→ **DATA PROVIDED**:
+ + + + +

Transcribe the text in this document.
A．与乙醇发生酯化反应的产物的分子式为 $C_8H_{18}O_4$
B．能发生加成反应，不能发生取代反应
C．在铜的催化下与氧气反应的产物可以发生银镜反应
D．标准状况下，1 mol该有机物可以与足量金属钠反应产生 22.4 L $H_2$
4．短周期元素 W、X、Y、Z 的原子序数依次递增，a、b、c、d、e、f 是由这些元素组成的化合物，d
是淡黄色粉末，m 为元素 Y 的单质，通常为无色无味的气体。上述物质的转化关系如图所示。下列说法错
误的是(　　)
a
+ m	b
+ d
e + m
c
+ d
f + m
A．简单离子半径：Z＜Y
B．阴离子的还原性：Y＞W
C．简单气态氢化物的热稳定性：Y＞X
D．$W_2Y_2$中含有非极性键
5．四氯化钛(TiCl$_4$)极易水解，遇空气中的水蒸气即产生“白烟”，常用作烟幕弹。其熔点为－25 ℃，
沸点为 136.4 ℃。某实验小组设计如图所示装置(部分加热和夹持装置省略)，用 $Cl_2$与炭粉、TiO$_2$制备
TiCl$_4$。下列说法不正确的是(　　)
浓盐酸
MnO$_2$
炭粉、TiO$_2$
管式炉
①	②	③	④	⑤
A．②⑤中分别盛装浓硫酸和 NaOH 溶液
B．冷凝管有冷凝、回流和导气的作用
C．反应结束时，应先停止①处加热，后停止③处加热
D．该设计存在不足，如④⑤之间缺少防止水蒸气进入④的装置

+ + + + +

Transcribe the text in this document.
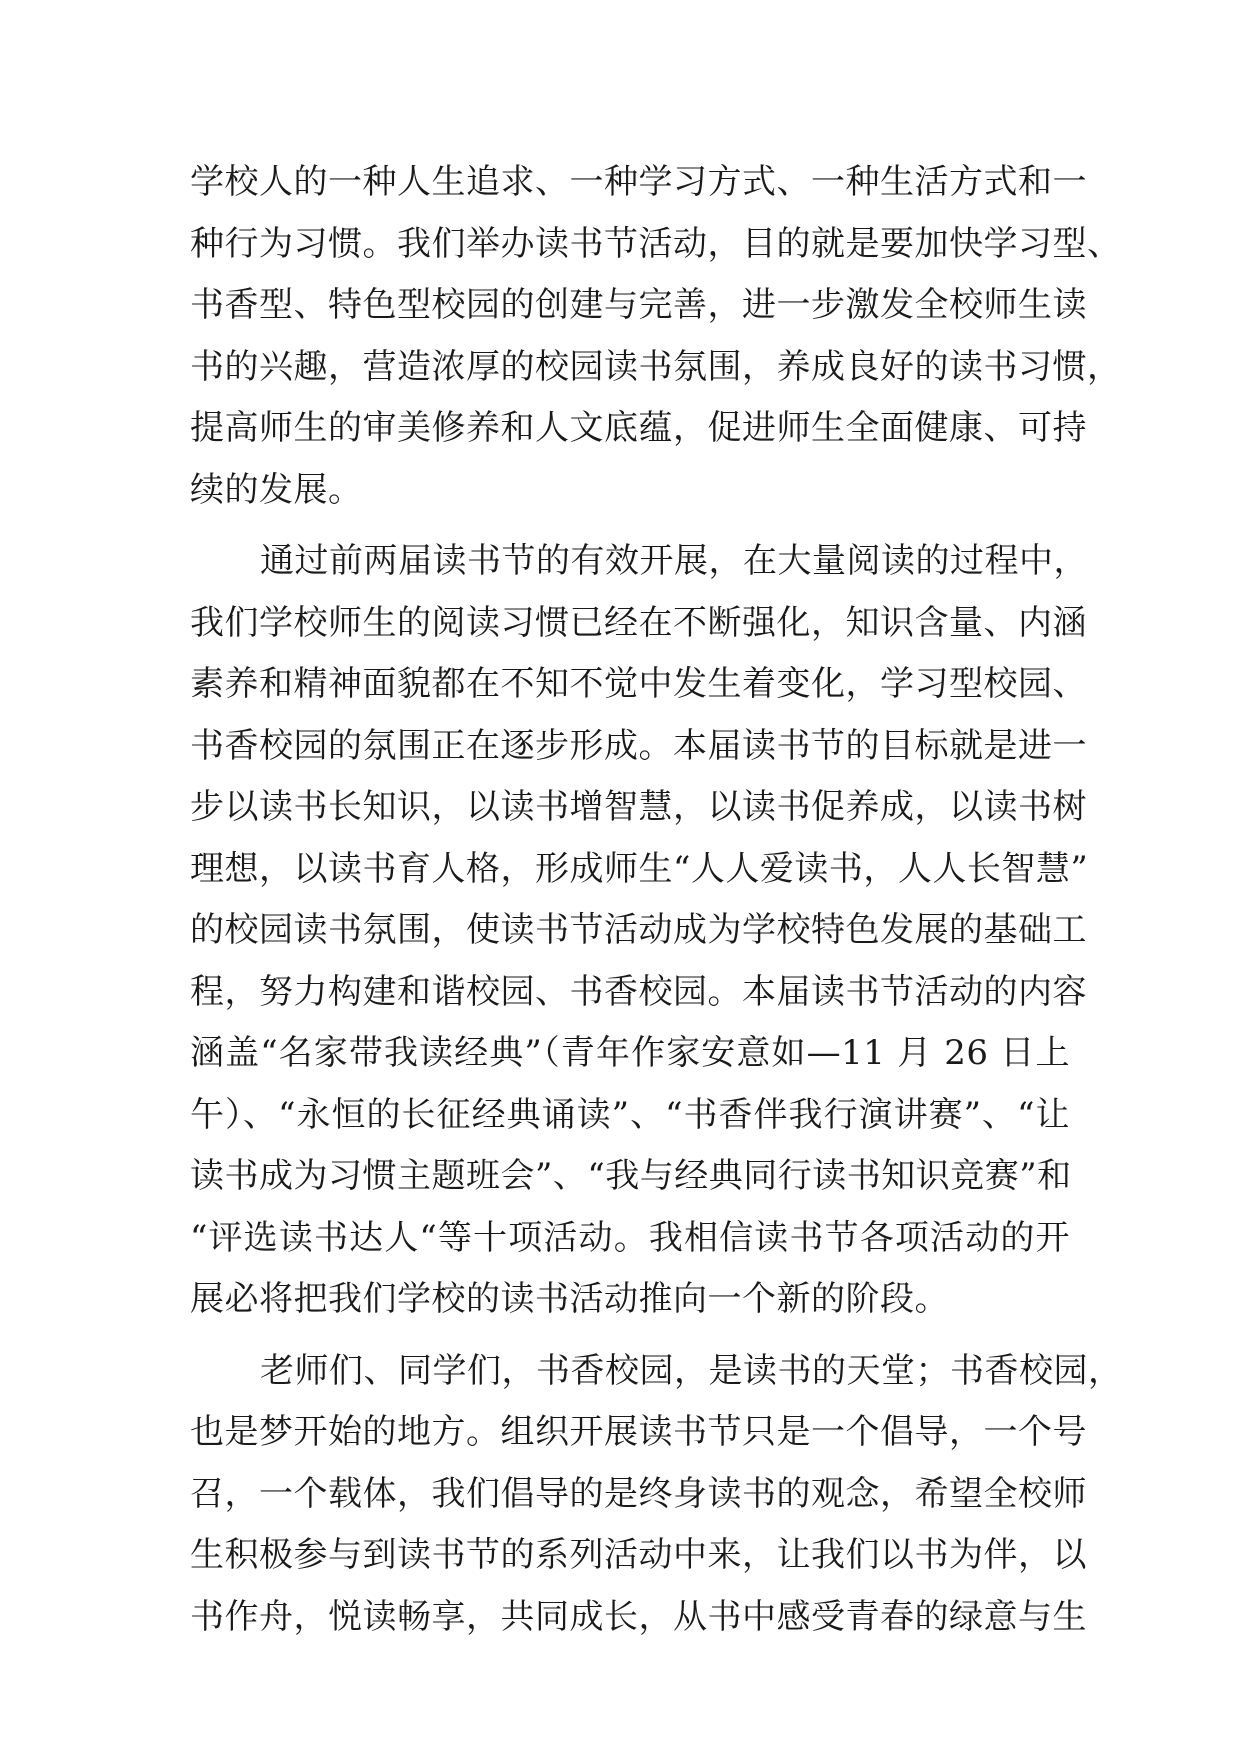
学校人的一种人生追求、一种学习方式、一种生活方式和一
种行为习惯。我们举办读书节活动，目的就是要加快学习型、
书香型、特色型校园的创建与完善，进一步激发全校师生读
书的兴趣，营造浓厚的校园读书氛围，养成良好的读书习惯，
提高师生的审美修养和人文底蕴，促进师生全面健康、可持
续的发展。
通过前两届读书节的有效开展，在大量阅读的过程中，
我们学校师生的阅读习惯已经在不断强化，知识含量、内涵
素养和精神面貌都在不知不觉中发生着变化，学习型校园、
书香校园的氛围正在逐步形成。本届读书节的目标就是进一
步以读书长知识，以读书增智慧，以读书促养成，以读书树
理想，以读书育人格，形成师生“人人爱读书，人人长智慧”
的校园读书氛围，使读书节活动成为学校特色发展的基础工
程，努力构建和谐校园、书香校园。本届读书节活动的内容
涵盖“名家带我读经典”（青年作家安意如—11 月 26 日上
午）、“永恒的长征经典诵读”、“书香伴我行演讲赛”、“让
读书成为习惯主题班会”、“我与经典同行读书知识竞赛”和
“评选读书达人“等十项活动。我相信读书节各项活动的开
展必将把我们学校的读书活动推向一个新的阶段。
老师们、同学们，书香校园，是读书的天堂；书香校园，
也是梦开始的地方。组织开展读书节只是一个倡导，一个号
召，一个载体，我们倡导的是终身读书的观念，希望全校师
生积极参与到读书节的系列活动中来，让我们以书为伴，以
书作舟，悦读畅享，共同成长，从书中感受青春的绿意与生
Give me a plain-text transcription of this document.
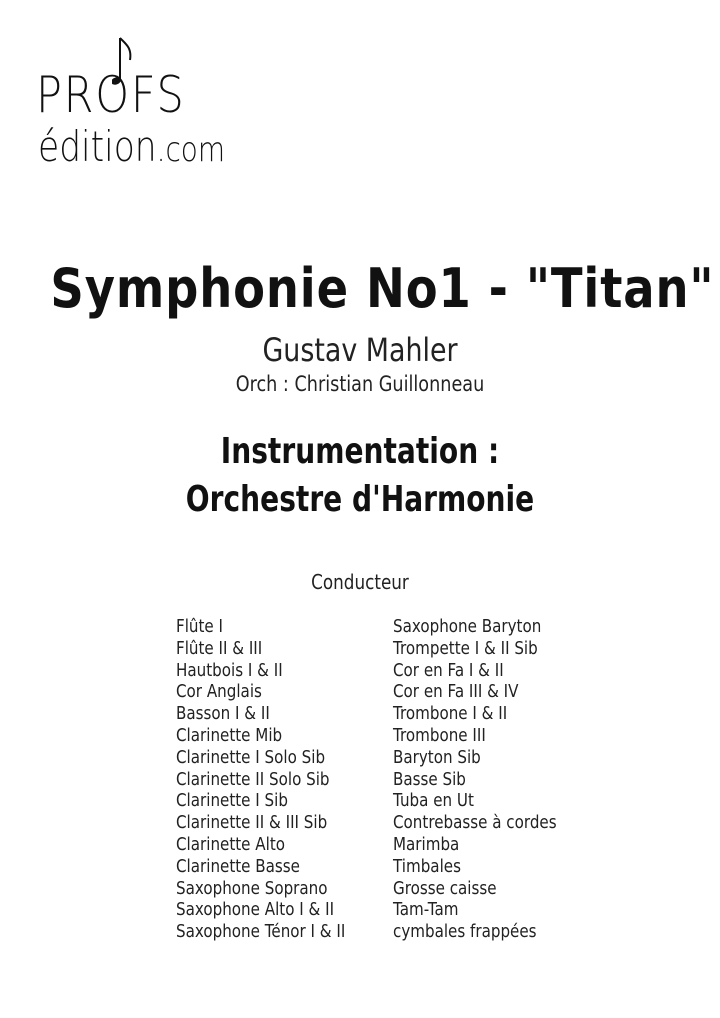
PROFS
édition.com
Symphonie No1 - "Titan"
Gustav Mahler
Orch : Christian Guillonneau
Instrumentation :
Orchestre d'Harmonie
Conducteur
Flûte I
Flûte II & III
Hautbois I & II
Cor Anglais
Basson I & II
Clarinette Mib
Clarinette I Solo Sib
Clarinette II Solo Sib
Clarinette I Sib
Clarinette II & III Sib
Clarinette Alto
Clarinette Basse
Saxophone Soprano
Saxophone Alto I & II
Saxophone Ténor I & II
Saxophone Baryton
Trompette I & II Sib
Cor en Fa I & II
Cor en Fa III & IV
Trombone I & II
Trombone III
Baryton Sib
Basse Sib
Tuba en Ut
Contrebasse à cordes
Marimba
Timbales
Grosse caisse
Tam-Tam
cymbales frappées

+ + + + +

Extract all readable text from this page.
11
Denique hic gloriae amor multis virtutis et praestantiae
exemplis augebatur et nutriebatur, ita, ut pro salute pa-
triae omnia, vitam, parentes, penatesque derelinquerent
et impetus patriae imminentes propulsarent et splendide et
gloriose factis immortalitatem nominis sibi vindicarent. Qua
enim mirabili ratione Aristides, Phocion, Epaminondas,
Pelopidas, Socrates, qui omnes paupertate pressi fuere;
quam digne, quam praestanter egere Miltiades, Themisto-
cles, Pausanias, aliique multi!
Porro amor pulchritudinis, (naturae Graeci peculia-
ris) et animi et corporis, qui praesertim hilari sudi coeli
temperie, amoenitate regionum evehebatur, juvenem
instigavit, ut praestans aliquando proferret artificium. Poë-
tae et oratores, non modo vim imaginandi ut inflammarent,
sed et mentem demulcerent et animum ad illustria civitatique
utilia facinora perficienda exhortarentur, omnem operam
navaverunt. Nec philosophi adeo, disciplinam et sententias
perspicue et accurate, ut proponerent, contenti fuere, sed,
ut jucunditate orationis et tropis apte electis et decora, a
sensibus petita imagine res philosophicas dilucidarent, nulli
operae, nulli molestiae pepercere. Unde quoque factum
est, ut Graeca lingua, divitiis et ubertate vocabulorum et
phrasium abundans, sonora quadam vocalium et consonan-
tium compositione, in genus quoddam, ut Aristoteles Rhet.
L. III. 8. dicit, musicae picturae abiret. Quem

+ + + + +

→ **PROBLEM**:
Look through the entries above and list every line containing "Alto".

→ **FINAL ANSWER**:
Clarinette Alto
Saxophone Alto I & II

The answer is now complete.